AIM: The records that follow must be reproduced in full, exactly as written.

★ ★ ★ ★

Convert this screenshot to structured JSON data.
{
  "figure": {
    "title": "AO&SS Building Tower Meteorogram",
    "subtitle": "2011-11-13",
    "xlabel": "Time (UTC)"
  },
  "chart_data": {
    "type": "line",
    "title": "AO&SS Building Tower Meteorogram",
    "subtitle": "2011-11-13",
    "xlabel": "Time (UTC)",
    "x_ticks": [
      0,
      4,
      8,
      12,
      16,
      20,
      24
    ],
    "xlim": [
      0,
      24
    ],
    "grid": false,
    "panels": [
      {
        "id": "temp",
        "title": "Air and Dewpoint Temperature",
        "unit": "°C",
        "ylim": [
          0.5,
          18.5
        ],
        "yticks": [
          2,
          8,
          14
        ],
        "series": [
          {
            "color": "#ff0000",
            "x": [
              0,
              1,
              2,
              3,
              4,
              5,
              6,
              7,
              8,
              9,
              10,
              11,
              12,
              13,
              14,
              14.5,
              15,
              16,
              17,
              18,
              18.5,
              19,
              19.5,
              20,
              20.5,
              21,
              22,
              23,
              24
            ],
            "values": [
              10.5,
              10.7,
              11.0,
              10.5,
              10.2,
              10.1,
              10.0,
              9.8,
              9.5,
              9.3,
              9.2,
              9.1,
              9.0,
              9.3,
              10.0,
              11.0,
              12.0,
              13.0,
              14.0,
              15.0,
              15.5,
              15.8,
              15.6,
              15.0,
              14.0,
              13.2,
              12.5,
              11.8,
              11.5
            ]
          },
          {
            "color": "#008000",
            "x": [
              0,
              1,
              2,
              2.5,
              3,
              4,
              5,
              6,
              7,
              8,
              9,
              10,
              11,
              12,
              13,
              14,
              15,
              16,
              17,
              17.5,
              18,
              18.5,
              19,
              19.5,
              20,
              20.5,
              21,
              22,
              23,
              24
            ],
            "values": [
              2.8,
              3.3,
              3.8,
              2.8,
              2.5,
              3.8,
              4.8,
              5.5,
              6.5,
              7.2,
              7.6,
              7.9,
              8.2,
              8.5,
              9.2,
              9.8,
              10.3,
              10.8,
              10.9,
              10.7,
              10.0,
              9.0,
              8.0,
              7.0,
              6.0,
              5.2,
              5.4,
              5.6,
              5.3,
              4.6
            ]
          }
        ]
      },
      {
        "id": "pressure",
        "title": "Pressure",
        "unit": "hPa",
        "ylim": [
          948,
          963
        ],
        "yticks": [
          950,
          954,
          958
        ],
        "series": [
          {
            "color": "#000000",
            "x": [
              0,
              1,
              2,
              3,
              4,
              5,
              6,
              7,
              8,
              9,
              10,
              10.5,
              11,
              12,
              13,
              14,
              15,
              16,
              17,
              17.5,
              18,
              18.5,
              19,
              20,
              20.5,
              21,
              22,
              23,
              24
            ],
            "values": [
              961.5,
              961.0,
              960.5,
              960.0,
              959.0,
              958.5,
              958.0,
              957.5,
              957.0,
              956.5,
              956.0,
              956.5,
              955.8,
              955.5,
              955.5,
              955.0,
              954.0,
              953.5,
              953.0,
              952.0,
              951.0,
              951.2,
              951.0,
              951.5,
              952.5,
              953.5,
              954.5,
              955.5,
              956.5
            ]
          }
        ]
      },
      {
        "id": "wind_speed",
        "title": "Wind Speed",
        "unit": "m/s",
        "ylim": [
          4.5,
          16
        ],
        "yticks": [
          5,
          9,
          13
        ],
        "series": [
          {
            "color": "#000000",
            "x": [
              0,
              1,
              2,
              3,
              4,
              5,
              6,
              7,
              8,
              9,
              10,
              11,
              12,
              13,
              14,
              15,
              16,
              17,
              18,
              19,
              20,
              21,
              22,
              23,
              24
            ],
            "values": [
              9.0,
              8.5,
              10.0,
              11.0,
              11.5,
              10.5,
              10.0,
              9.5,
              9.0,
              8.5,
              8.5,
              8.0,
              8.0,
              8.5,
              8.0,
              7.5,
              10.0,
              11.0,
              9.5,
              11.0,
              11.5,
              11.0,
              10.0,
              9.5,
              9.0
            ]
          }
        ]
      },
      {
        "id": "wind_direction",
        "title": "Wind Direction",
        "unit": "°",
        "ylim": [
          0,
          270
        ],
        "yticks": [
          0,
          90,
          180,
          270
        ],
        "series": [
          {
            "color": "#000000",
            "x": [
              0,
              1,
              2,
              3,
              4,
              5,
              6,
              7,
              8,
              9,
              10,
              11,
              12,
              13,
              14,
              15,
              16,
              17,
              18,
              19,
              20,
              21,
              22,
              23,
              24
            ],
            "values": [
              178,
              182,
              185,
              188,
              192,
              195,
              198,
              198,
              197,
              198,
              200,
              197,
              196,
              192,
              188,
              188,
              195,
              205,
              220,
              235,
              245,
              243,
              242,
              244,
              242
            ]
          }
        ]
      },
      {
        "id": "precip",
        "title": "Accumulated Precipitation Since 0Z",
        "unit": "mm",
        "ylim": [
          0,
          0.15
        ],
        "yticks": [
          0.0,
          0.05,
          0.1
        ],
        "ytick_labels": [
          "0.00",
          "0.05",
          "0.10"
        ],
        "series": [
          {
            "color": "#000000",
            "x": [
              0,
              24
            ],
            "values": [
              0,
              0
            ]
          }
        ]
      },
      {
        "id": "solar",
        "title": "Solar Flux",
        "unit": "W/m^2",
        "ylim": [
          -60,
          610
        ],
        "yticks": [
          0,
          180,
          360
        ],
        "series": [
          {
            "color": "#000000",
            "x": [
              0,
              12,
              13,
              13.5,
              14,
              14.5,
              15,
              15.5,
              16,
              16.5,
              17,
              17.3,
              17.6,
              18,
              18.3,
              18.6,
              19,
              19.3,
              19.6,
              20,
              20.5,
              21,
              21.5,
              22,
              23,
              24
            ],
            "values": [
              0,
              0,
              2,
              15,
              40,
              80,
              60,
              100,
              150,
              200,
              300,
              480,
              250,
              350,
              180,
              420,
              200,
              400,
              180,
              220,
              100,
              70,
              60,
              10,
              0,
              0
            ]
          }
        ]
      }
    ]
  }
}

★ ★ ★ ★

ANSWER IN FULL:
Convert this screenshot to structured JSON data.
{
  "figure": {
    "title": "AO&SS Building Tower Meteorogram",
    "subtitle": "2011-11-13",
    "xlabel": "Time (UTC)"
  },
  "chart_data": {
    "type": "line",
    "title": "AO&SS Building Tower Meteorogram",
    "subtitle": "2011-11-13",
    "xlabel": "Time (UTC)",
    "x_ticks": [
      0,
      4,
      8,
      12,
      16,
      20,
      24
    ],
    "xlim": [
      0,
      24
    ],
    "grid": false,
    "panels": [
      {
        "id": "temp",
        "title": "Air and Dewpoint Temperature",
        "unit": "°C",
        "ylim": [
          0.5,
          18.5
        ],
        "yticks": [
          2,
          8,
          14
        ],
        "series": [
          {
            "color": "#ff0000",
            "x": [
              0,
              1,
              2,
              3,
              4,
              5,
              6,
              7,
              8,
              9,
              10,
              11,
              12,
              13,
              14,
              14.5,
              15,
              16,
              17,
              18,
              18.5,
              19,
              19.5,
              20,
              20.5,
              21,
              22,
              23,
              24
            ],
            "values": [
              10.5,
              10.7,
              11.0,
              10.5,
              10.2,
              10.1,
              10.0,
              9.8,
              9.5,
              9.3,
              9.2,
              9.1,
              9.0,
              9.3,
              10.0,
              11.0,
              12.0,
              13.0,
              14.0,
              15.0,
              15.5,
              15.8,
              15.6,
              15.0,
              14.0,
              13.2,
              12.5,
              11.8,
              11.5
            ]
          },
          {
            "color": "#008000",
            "x": [
              0,
              1,
              2,
              2.5,
              3,
              4,
              5,
              6,
              7,
              8,
              9,
              10,
              11,
              12,
              13,
              14,
              15,
              16,
              17,
              17.5,
              18,
              18.5,
              19,
              19.5,
              20,
              20.5,
              21,
              22,
              23,
              24
            ],
            "values": [
              2.8,
              3.3,
              3.8,
              2.8,
              2.5,
              3.8,
              4.8,
              5.5,
              6.5,
              7.2,
              7.6,
              7.9,
              8.2,
              8.5,
              9.2,
              9.8,
              10.3,
              10.8,
              10.9,
              10.7,
              10.0,
              9.0,
              8.0,
              7.0,
              6.0,
              5.2,
              5.4,
              5.6,
              5.3,
              4.6
            ]
          }
        ]
      },
      {
        "id": "pressure",
        "title": "Pressure",
        "unit": "hPa",
        "ylim": [
          948,
          963
        ],
        "yticks": [
          950,
          954,
          958
        ],
        "series": [
          {
            "color": "#000000",
            "x": [
              0,
              1,
              2,
              3,
              4,
              5,
              6,
              7,
              8,
              9,
              10,
              10.5,
              11,
              12,
              13,
              14,
              15,
              16,
              17,
              17.5,
              18,
              18.5,
              19,
              20,
              20.5,
              21,
              22,
              23,
              24
            ],
            "values": [
              961.5,
              961.0,
              960.5,
              960.0,
              959.0,
              958.5,
              958.0,
              957.5,
              957.0,
              956.5,
              956.0,
              956.5,
              955.8,
              955.5,
              955.5,
              955.0,
              954.0,
              953.5,
              953.0,
              952.0,
              951.0,
              951.2,
              951.0,
              951.5,
              952.5,
              953.5,
              954.5,
              955.5,
              956.5
            ]
          }
        ]
      },
      {
        "id": "wind_speed",
        "title": "Wind Speed",
        "unit": "m/s",
        "ylim": [
          4.5,
          16
        ],
        "yticks": [
          5,
          9,
          13
        ],
        "series": [
          {
            "color": "#000000",
            "x": [
              0,
              1,
              2,
              3,
              4,
              5,
              6,
              7,
              8,
              9,
              10,
              11,
              12,
              13,
              14,
              15,
              16,
              17,
              18,
              19,
              20,
              21,
              22,
              23,
              24
            ],
            "values": [
              9.0,
              8.5,
              10.0,
              11.0,
              11.5,
              10.5,
              10.0,
              9.5,
              9.0,
              8.5,
              8.5,
              8.0,
              8.0,
              8.5,
              8.0,
              7.5,
              10.0,
              11.0,
              9.5,
              11.0,
              11.5,
              11.0,
              10.0,
              9.5,
              9.0
            ]
          }
        ]
      },
      {
        "id": "wind_direction",
        "title": "Wind Direction",
        "unit": "°",
        "ylim": [
          0,
          270
        ],
        "yticks": [
          0,
          90,
          180,
          270
        ],
        "series": [
          {
            "color": "#000000",
            "x": [
              0,
              1,
              2,
              3,
              4,
              5,
              6,
              7,
              8,
              9,
              10,
              11,
              12,
              13,
              14,
              15,
              16,
              17,
              18,
              19,
              20,
              21,
              22,
              23,
              24
            ],
            "values": [
              178,
              182,
              185,
              188,
              192,
              195,
              198,
              198,
              197,
              198,
              200,
              197,
              196,
              192,
              188,
              188,
              195,
              205,
              220,
              235,
              245,
              243,
              242,
              244,
              242
            ]
          }
        ]
      },
      {
        "id": "precip",
        "title": "Accumulated Precipitation Since 0Z",
        "unit": "mm",
        "ylim": [
          0,
          0.15
        ],
        "yticks": [
          0.0,
          0.05,
          0.1
        ],
        "ytick_labels": [
          "0.00",
          "0.05",
          "0.10"
        ],
        "series": [
          {
            "color": "#000000",
            "x": [
              0,
              24
            ],
            "values": [
              0,
              0
            ]
          }
        ]
      },
      {
        "id": "solar",
        "title": "Solar Flux",
        "unit": "W/m^2",
        "ylim": [
          -60,
          610
        ],
        "yticks": [
          0,
          180,
          360
        ],
        "series": [
          {
            "color": "#000000",
            "x": [
              0,
              12,
              13,
              13.5,
              14,
              14.5,
              15,
              15.5,
              16,
              16.5,
              17,
              17.3,
              17.6,
              18,
              18.3,
              18.6,
              19,
              19.3,
              19.6,
              20,
              20.5,
              21,
              21.5,
              22,
              23,
              24
            ],
            "values": [
              0,
              0,
              2,
              15,
              40,
              80,
              60,
              100,
              150,
              200,
              300,
              480,
              250,
              350,
              180,
              420,
              200,
              400,
              180,
              220,
              100,
              70,
              60,
              10,
              0,
              0
            ]
          }
        ]
      }
    ]
  }
}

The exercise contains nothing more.